(Items listed in a dataset)
━━━━━━━━

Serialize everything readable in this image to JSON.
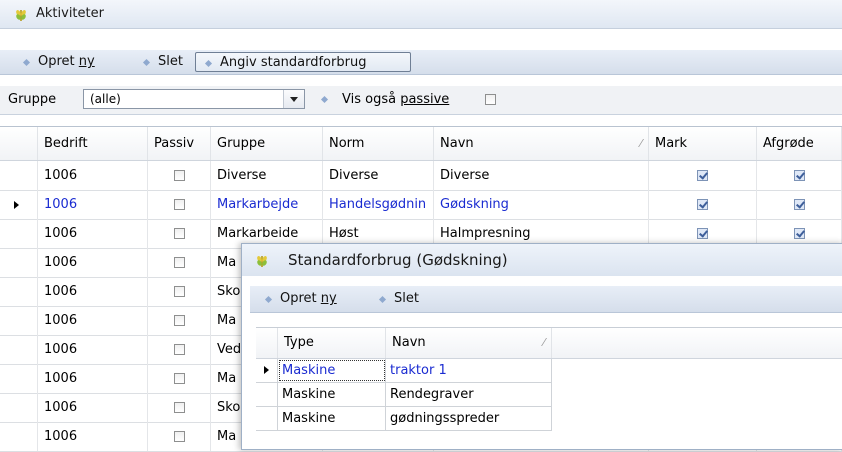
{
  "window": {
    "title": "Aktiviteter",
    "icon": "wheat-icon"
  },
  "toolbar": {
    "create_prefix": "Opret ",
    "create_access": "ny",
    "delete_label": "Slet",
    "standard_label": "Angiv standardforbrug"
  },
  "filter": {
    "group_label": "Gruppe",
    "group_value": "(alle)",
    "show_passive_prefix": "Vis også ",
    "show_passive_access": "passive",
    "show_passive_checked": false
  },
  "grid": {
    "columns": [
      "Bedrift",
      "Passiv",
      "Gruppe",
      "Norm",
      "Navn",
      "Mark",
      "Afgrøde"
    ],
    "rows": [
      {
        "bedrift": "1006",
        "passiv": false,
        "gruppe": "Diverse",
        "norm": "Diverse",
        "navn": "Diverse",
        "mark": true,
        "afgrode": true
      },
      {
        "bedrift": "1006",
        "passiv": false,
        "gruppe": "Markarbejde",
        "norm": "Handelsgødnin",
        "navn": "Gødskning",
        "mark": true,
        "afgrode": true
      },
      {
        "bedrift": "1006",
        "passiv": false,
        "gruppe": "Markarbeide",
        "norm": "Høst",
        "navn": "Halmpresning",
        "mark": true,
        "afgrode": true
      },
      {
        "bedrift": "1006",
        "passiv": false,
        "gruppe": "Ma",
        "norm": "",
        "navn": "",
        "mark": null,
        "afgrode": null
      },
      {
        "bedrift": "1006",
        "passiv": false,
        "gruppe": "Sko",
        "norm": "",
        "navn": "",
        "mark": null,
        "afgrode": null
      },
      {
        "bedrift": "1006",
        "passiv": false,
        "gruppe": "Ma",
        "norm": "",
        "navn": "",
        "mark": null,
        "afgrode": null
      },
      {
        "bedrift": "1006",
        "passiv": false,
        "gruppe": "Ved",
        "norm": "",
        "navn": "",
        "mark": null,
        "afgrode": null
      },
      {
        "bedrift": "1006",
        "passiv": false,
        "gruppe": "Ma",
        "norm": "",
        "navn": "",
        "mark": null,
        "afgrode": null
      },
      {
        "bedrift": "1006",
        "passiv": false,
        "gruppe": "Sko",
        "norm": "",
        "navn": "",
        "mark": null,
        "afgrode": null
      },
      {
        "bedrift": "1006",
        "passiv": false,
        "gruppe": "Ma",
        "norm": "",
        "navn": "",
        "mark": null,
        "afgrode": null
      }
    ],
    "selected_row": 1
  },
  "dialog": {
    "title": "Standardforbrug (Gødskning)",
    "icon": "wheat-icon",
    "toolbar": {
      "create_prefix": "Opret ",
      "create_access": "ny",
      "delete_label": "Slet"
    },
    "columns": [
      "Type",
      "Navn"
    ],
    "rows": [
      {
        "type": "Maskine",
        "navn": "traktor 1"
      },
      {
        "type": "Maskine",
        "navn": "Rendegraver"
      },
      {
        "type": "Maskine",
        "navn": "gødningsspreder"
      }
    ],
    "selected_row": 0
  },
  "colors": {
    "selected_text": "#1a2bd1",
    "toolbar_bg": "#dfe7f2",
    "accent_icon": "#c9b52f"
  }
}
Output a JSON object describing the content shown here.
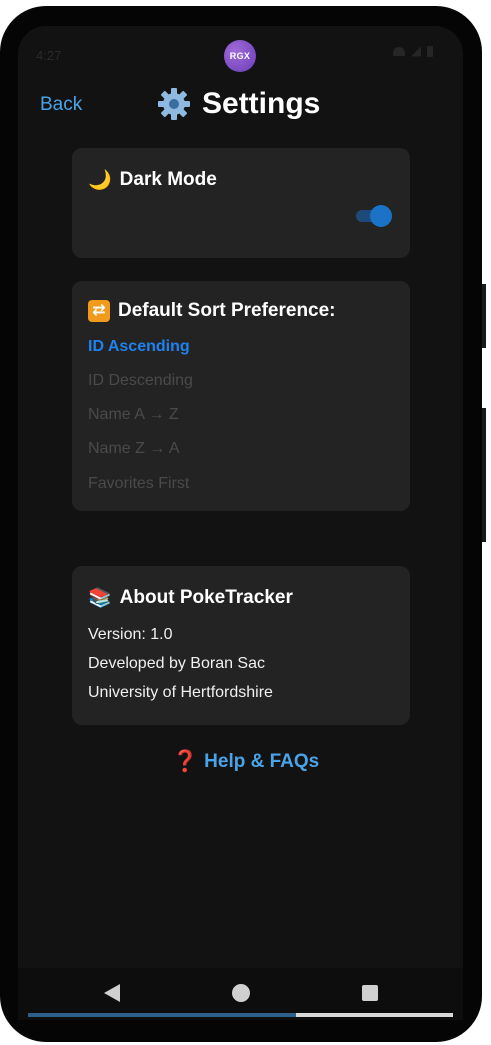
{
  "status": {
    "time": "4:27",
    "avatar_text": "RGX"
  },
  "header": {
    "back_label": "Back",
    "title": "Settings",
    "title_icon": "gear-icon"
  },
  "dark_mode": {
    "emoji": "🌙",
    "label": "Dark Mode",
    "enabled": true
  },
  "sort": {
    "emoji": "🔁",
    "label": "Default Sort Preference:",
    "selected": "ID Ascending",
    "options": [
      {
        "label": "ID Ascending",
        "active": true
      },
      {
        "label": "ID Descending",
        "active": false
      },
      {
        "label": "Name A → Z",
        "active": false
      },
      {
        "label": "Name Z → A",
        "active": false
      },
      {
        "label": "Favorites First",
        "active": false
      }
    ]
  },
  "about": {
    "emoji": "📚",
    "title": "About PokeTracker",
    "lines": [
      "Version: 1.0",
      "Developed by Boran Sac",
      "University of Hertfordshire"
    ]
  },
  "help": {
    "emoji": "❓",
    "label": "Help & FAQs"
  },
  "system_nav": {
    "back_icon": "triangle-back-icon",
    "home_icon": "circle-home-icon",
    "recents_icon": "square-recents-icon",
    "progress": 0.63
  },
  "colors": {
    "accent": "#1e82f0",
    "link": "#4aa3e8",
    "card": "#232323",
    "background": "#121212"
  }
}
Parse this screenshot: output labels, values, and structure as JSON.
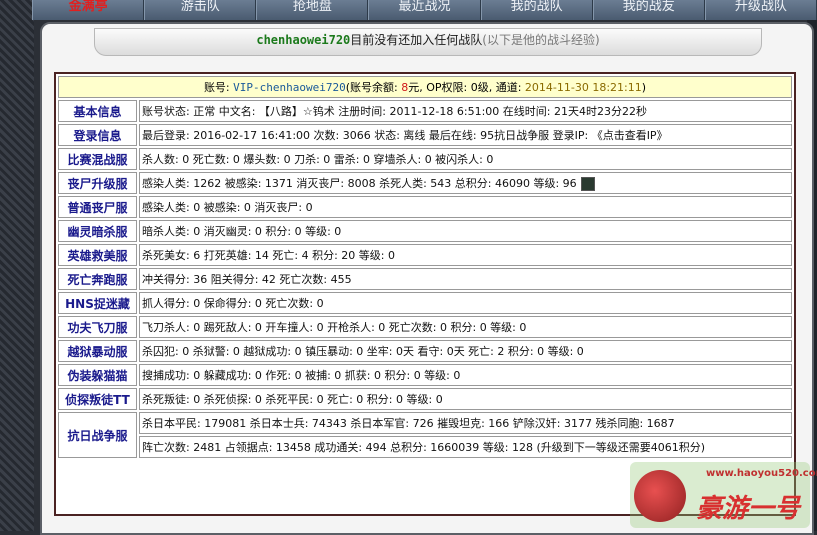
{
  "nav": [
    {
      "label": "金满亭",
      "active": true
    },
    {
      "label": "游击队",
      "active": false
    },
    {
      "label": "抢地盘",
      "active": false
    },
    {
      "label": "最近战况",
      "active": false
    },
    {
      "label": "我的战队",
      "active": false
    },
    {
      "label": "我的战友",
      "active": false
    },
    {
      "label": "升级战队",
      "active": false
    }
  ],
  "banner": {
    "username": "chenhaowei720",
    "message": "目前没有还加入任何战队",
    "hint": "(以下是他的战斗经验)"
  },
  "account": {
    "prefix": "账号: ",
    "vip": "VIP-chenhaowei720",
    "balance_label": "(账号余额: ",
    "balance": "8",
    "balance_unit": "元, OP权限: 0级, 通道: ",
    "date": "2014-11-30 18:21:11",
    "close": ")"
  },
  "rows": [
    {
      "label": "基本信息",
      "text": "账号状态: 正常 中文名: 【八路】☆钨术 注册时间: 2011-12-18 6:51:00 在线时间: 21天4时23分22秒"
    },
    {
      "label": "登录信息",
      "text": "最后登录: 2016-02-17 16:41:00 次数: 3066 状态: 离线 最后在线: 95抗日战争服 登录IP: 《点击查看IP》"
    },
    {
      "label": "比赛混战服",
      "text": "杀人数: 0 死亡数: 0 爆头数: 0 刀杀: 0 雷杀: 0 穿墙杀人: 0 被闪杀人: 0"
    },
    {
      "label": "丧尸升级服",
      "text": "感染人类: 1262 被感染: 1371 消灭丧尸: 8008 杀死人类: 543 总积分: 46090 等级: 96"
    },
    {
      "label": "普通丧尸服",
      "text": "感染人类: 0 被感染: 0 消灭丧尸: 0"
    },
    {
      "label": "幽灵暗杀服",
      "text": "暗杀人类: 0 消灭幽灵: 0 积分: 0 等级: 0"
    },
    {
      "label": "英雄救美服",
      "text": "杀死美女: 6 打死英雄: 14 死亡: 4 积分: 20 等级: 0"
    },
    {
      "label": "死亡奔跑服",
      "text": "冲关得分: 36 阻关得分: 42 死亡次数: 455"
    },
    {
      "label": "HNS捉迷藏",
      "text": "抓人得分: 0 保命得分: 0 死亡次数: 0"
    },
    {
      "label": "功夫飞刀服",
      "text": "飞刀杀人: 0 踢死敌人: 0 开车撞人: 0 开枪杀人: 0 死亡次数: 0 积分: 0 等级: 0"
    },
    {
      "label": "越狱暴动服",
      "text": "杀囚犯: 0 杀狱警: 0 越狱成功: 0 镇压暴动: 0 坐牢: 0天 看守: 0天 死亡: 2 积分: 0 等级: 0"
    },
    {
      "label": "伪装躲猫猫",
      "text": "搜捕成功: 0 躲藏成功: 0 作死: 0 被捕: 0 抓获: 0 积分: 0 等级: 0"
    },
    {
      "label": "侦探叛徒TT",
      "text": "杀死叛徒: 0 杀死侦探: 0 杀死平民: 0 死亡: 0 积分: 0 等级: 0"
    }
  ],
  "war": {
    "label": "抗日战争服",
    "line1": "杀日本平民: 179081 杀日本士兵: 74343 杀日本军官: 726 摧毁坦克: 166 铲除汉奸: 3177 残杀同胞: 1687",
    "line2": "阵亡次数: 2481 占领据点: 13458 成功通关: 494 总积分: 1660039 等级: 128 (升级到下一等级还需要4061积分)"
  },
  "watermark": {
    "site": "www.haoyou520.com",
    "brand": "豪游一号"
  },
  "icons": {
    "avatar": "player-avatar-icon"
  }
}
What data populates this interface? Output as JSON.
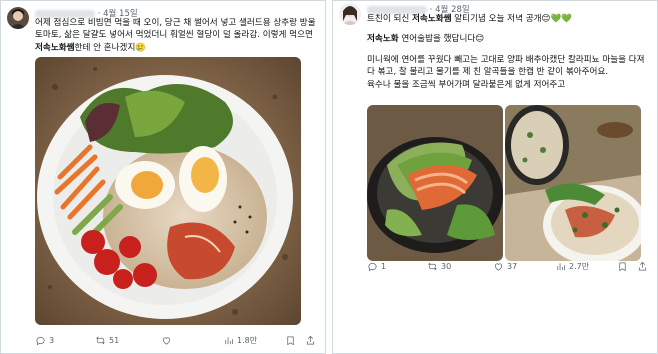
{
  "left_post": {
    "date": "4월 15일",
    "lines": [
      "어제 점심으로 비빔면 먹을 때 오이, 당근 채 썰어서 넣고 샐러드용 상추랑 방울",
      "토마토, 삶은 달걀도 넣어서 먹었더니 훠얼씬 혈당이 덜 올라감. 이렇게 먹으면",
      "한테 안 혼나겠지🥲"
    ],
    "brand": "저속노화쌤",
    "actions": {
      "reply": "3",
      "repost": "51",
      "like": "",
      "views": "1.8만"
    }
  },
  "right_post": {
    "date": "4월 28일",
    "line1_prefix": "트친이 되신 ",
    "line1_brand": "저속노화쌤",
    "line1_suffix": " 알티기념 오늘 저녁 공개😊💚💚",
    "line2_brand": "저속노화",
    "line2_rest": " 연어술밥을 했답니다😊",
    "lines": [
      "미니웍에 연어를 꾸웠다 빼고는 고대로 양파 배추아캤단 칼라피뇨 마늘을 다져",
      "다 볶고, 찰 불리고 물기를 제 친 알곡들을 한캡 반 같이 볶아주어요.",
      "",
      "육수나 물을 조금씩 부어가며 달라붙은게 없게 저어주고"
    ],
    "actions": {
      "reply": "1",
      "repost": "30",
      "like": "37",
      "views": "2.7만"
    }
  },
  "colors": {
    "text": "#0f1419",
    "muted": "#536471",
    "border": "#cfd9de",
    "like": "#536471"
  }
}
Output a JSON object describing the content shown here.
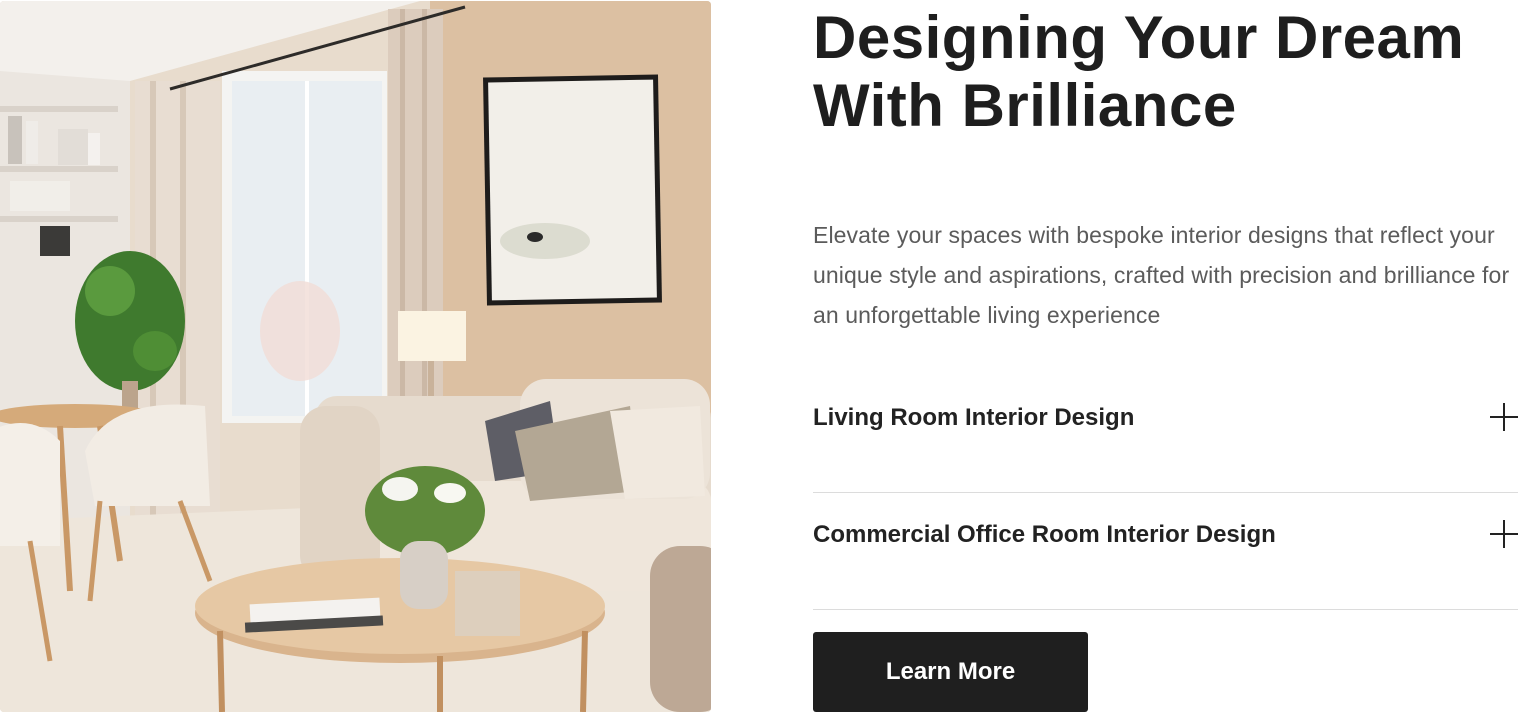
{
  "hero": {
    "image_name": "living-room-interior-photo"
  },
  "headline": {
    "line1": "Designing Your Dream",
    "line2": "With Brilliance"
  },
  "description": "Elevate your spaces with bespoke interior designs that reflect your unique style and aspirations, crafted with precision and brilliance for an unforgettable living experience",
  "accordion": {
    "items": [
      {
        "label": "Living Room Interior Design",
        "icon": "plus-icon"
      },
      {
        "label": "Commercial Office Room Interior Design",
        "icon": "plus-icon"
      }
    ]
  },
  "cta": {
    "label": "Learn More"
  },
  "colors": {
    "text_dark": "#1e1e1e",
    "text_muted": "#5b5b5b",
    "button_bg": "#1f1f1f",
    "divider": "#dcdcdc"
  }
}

━━━━━━━━

» **Exercise objective**:
Locate all lines in the listing above with the word "Diverse". Copy them.

» **Solution to the problem**:
        "gruppe": "Diverse",
        "norm": "Diverse",
        "navn": "Diverse",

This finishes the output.